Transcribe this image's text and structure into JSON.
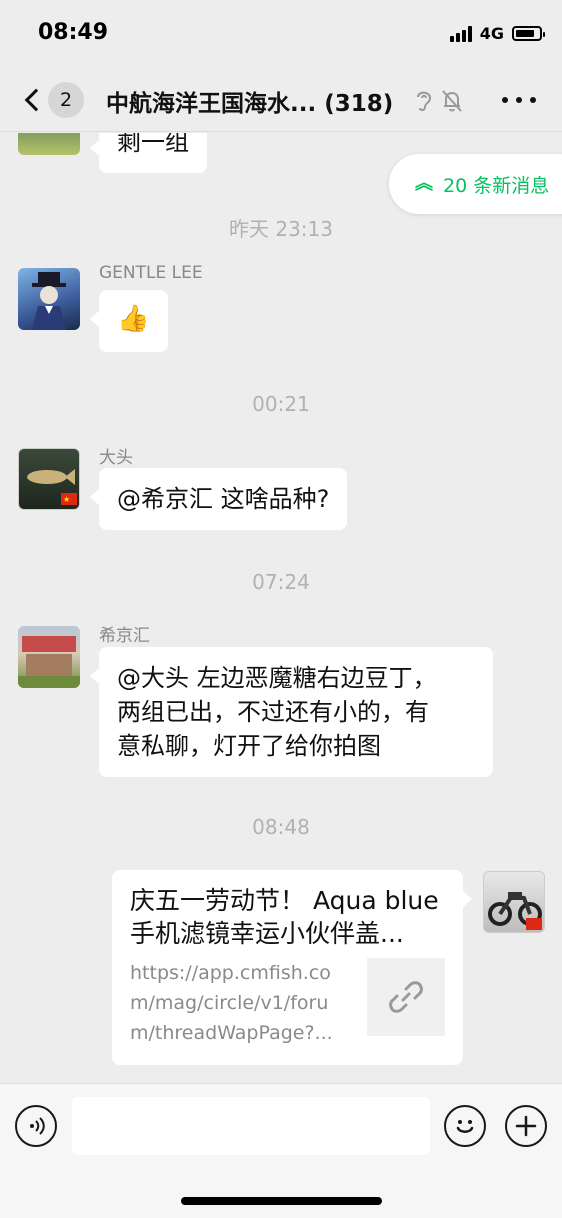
{
  "status_bar": {
    "time": "08:49",
    "network": "4G",
    "battery_level": 0.8
  },
  "nav": {
    "back_count": "2",
    "title": "中航海洋王国海水...",
    "member_count": "(318)",
    "icons": [
      "ear-icon",
      "mute-bell-icon"
    ]
  },
  "new_messages": {
    "label": "20 条新消息"
  },
  "messages": [
    {
      "type": "text",
      "side": "left",
      "sender": "",
      "text": "剩一组"
    },
    {
      "type": "time",
      "text": "昨天 23:13"
    },
    {
      "type": "text",
      "side": "left",
      "sender": "GENTLE LEE",
      "text": "👍"
    },
    {
      "type": "time",
      "text": "00:21"
    },
    {
      "type": "text",
      "side": "left",
      "sender": "大头",
      "text": "@希京汇 这啥品种?"
    },
    {
      "type": "time",
      "text": "07:24"
    },
    {
      "type": "text",
      "side": "left",
      "sender": "希京汇",
      "lines": [
        "@大头 左边恶魔糖右边豆丁，",
        "两组已出，不过还有小的，有",
        "意私聊，灯开了给你拍图"
      ]
    },
    {
      "type": "time",
      "text": "08:48"
    },
    {
      "type": "link",
      "side": "right",
      "title_lines": [
        "庆五一劳动节！ Aqua blue",
        "手机滤镜幸运小伙伴盖..."
      ],
      "url_lines": [
        "https://app.cmfish.co",
        "m/mag/circle/v1/foru",
        "m/threadWapPage?..."
      ]
    }
  ],
  "input": {
    "placeholder": ""
  },
  "colors": {
    "accent": "#07c160",
    "background": "#ededed",
    "bubble": "#ffffff"
  }
}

☆ ☆ ☆ ☆

Scan the listing above for the word "sender" and show each line where it is found.

      "sender": "",
      "sender": "GENTLE LEE",
      "sender": "大头",
      "sender": "希京汇",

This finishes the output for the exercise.